[WORK TO COMPLETE]
Find each line holding the word "ดสาธารณภ" and give the number of such lines, nothing else.

[RECORDS TO USE]
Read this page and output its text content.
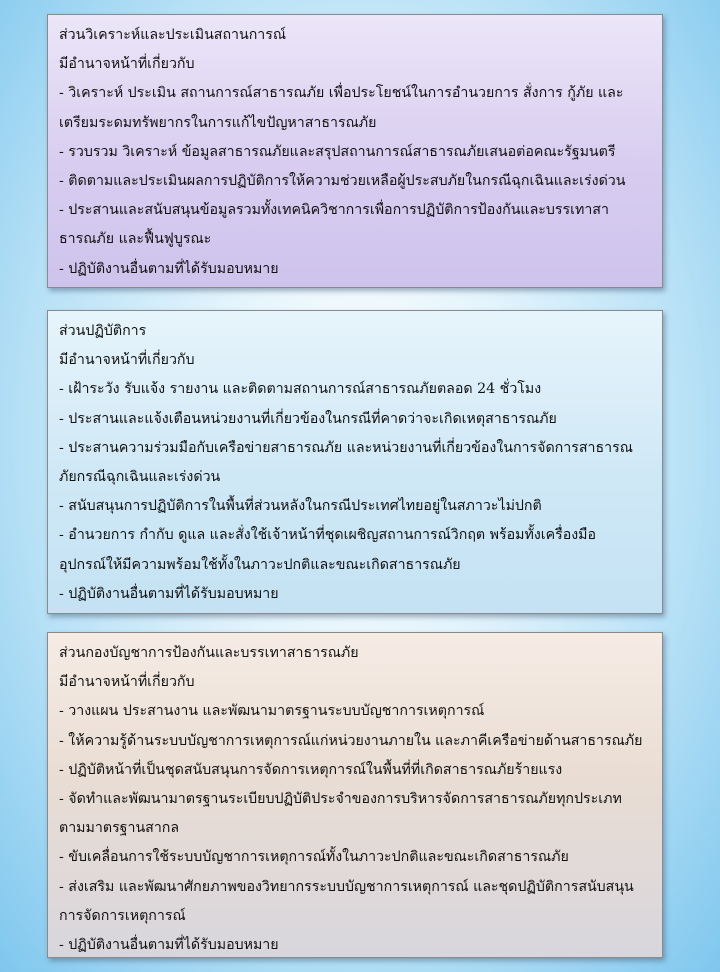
ส่วนวิเคราะห์และประเมินสถานการณ์
มีอำนาจหน้าที่เกี่ยวกับ
- วิเคราะห์ ประเมิน สถานการณ์สาธารณภัย เพื่อประโยชน์ในการอำนวยการ สั่งการ กู้ภัย และ
เตรียมระดมทรัพยากรในการแก้ไขปัญหาสาธารณภัย
- รวบรวม วิเคราะห์ ข้อมูลสาธารณภัยและสรุปสถานการณ์สาธารณภัยเสนอต่อคณะรัฐมนตรี
- ติดตามและประเมินผลการปฏิบัติการให้ความช่วยเหลือผู้ประสบภัยในกรณีฉุกเฉินและเร่งด่วน
- ประสานและสนับสนุนข้อมูลรวมทั้งเทคนิควิชาการเพื่อการปฏิบัติการป้องกันและบรรเทาสา
ธารณภัย และฟื้นฟูบูรณะ
- ปฏิบัติงานอื่นตามที่ได้รับมอบหมาย
ส่วนปฏิบัติการ
มีอำนาจหน้าที่เกี่ยวกับ
- เฝ้าระวัง รับแจ้ง รายงาน และติดตามสถานการณ์สาธารณภัยตลอด 24 ชั่วโมง
- ประสานและแจ้งเตือนหน่วยงานที่เกี่ยวข้องในกรณีที่คาดว่าจะเกิดเหตุสาธารณภัย
- ประสานความร่วมมือกับเครือข่ายสาธารณภัย และหน่วยงานที่เกี่ยวข้องในการจัดการสาธารณ
ภัยกรณีฉุกเฉินและเร่งด่วน
- สนับสนุนการปฏิบัติการในพื้นที่ส่วนหลังในกรณีประเทศไทยอยู่ในสภาวะไม่ปกติ
- อำนวยการ กำกับ ดูแล และสั่งใช้เจ้าหน้าที่ชุดเผชิญสถานการณ์วิกฤต พร้อมทั้งเครื่องมือ
อุปกรณ์ให้มีความพร้อมใช้ทั้งในภาวะปกติและขณะเกิดสาธารณภัย
- ปฏิบัติงานอื่นตามที่ได้รับมอบหมาย
ส่วนกองบัญชาการป้องกันและบรรเทาสาธารณภัย
มีอำนาจหน้าที่เกี่ยวกับ
- วางแผน ประสานงาน และพัฒนามาตรฐานระบบบัญชาการเหตุการณ์
- ให้ความรู้ด้านระบบบัญชาการเหตุการณ์แก่หน่วยงานภายใน และภาคีเครือข่ายด้านสาธารณภัย
- ปฏิบัติหน้าที่เป็นชุดสนับสนุนการจัดการเหตุการณ์ในพื้นที่ที่เกิดสาธารณภัยร้ายแรง
- จัดทำและพัฒนามาตรฐานระเบียบปฏิบัติประจำของการบริหารจัดการสาธารณภัยทุกประเภท
ตามมาตรฐานสากล
- ขับเคลื่อนการใช้ระบบบัญชาการเหตุการณ์ทั้งในภาวะปกติและขณะเกิดสาธารณภัย
- ส่งเสริม และพัฒนาศักยภาพของวิทยากรระบบบัญชาการเหตุการณ์ และชุดปฏิบัติการสนับสนุน
การจัดการเหตุการณ์
- ปฏิบัติงานอื่นตามที่ได้รับมอบหมาย
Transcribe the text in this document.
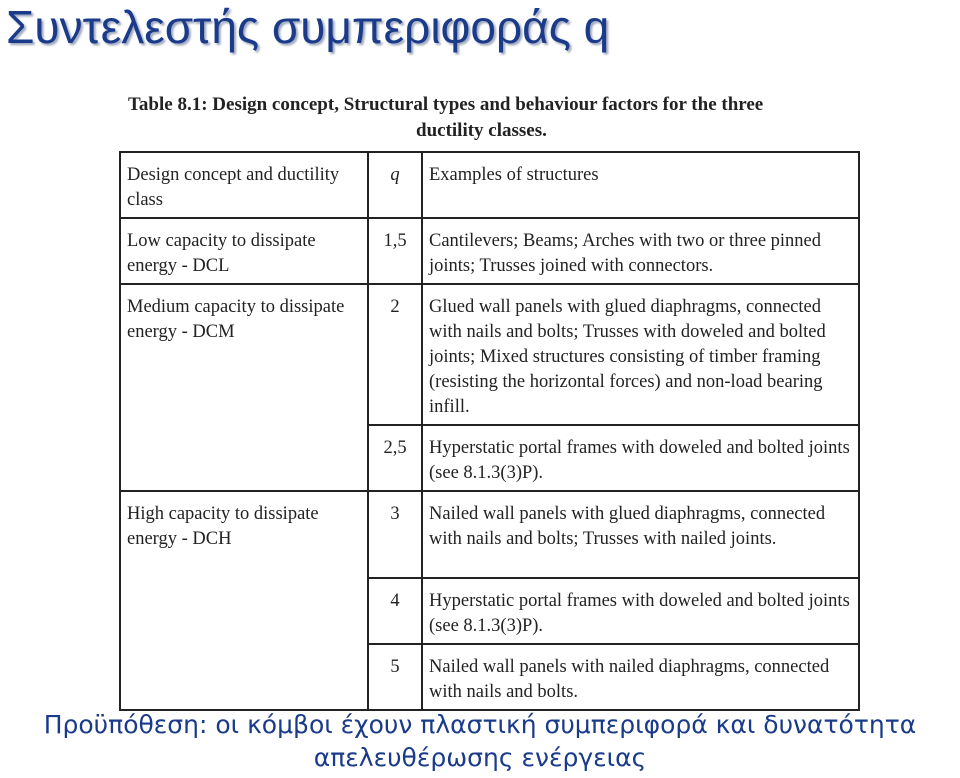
Συντελεστής συμπεριφοράς q
Table 8.1: Design concept, Structural types and behaviour factors for the three
ductility classes.
Design concept and ductility class	q	Examples of structures
Low capacity to dissipate energy - DCL	1,5	Cantilevers; Beams; Arches with two or three pinned joints; Trusses joined with connectors.
Medium capacity to dissipate energy - DCM	2	Glued wall panels with glued diaphragms, connected with nails and bolts; Trusses with doweled and bolted joints; Mixed structures consisting of timber framing (resisting the horizontal forces) and non-load bearing infill.
	2,5	Hyperstatic portal frames with doweled and bolted joints (see 8.1.3(3)P).
High capacity to dissipate energy - DCH	3	Nailed wall panels with glued diaphragms, connected with nails and bolts; Trusses with nailed joints.
	4	Hyperstatic portal frames with doweled and bolted joints (see 8.1.3(3)P).
	5	Nailed wall panels with nailed diaphragms, connected with nails and bolts.
Προϋπόθεση: οι κόμβοι έχουν πλαστική συμπεριφορά και δυνατότητα
απελευθέρωσης ενέργειας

[ANSWER BELOW]
3